╭──

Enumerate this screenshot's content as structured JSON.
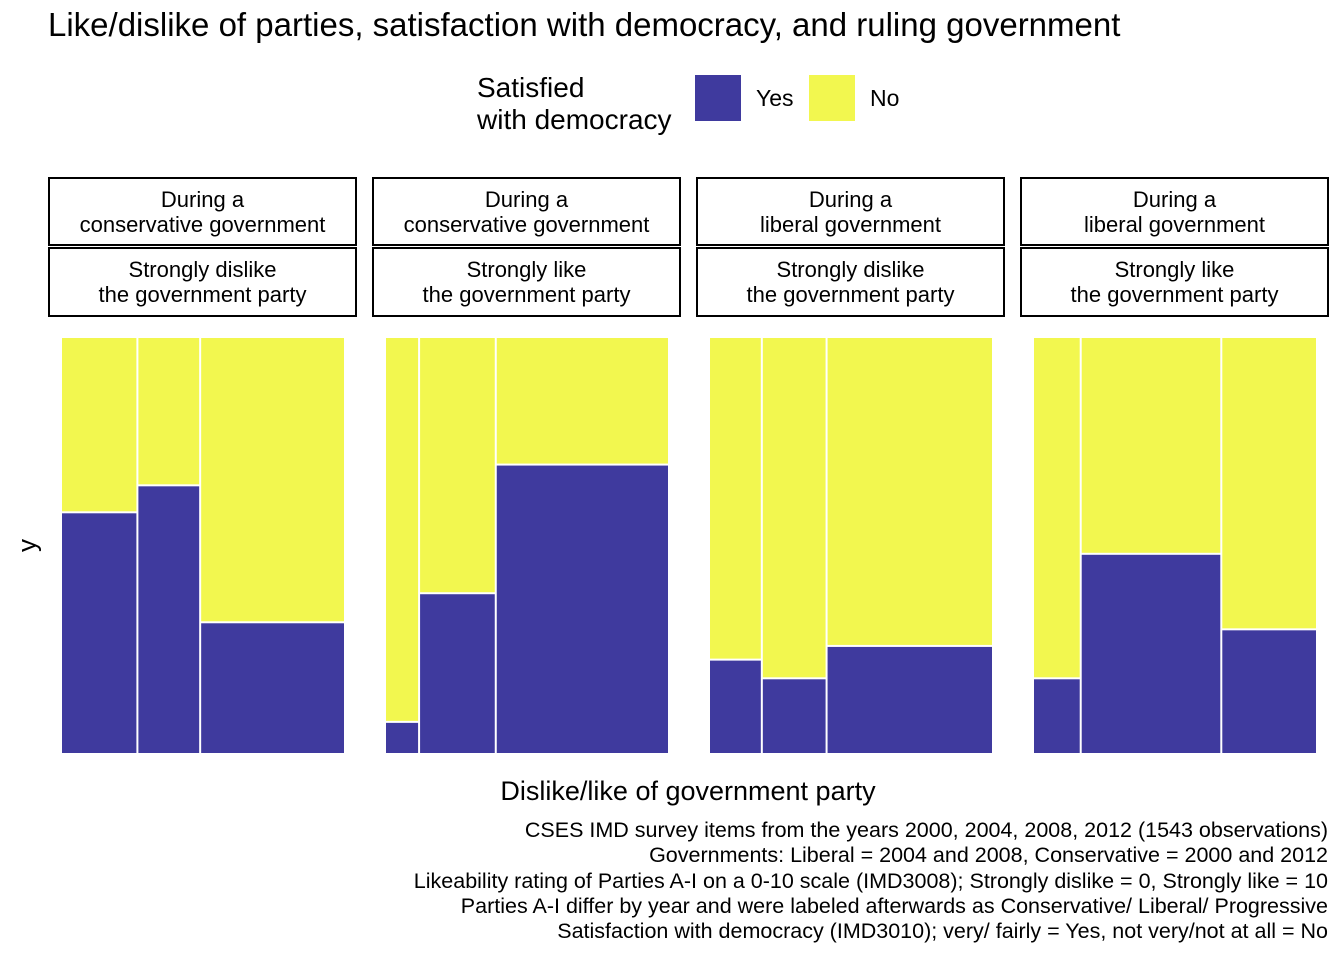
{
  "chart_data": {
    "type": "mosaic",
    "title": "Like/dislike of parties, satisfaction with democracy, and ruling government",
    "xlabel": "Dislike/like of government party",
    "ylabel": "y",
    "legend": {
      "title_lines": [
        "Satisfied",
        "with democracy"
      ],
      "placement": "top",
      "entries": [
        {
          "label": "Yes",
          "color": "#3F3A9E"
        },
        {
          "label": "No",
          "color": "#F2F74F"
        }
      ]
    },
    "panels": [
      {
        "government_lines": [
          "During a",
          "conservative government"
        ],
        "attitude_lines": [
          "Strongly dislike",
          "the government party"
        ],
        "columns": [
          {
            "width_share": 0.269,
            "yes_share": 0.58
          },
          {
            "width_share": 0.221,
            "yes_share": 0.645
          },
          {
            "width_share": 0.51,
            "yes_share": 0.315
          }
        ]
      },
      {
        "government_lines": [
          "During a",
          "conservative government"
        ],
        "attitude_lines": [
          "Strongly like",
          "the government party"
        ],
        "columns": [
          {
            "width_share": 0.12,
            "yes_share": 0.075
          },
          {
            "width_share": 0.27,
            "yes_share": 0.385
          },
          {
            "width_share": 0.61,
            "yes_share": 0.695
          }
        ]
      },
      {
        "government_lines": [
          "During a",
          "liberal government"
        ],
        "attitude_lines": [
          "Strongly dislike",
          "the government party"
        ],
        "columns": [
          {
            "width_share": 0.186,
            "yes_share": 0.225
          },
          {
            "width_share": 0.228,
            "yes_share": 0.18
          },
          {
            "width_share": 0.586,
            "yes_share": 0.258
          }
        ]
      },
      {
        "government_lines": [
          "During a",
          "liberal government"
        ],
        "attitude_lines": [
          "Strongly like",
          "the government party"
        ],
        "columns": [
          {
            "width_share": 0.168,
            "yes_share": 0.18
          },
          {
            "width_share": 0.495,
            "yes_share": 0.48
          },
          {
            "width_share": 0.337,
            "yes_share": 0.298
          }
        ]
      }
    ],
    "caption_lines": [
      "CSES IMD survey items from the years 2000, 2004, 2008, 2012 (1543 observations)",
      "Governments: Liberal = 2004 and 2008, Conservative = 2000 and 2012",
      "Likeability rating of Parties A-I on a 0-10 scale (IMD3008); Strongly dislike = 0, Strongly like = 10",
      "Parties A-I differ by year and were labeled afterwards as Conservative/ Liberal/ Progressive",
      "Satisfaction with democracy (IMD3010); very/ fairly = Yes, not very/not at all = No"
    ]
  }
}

╰──

§ **TASK DETAILS**:
Your answer should be a single number: how many lines in the data above include "with"?

§ **WRITTEN ANSWER**:
3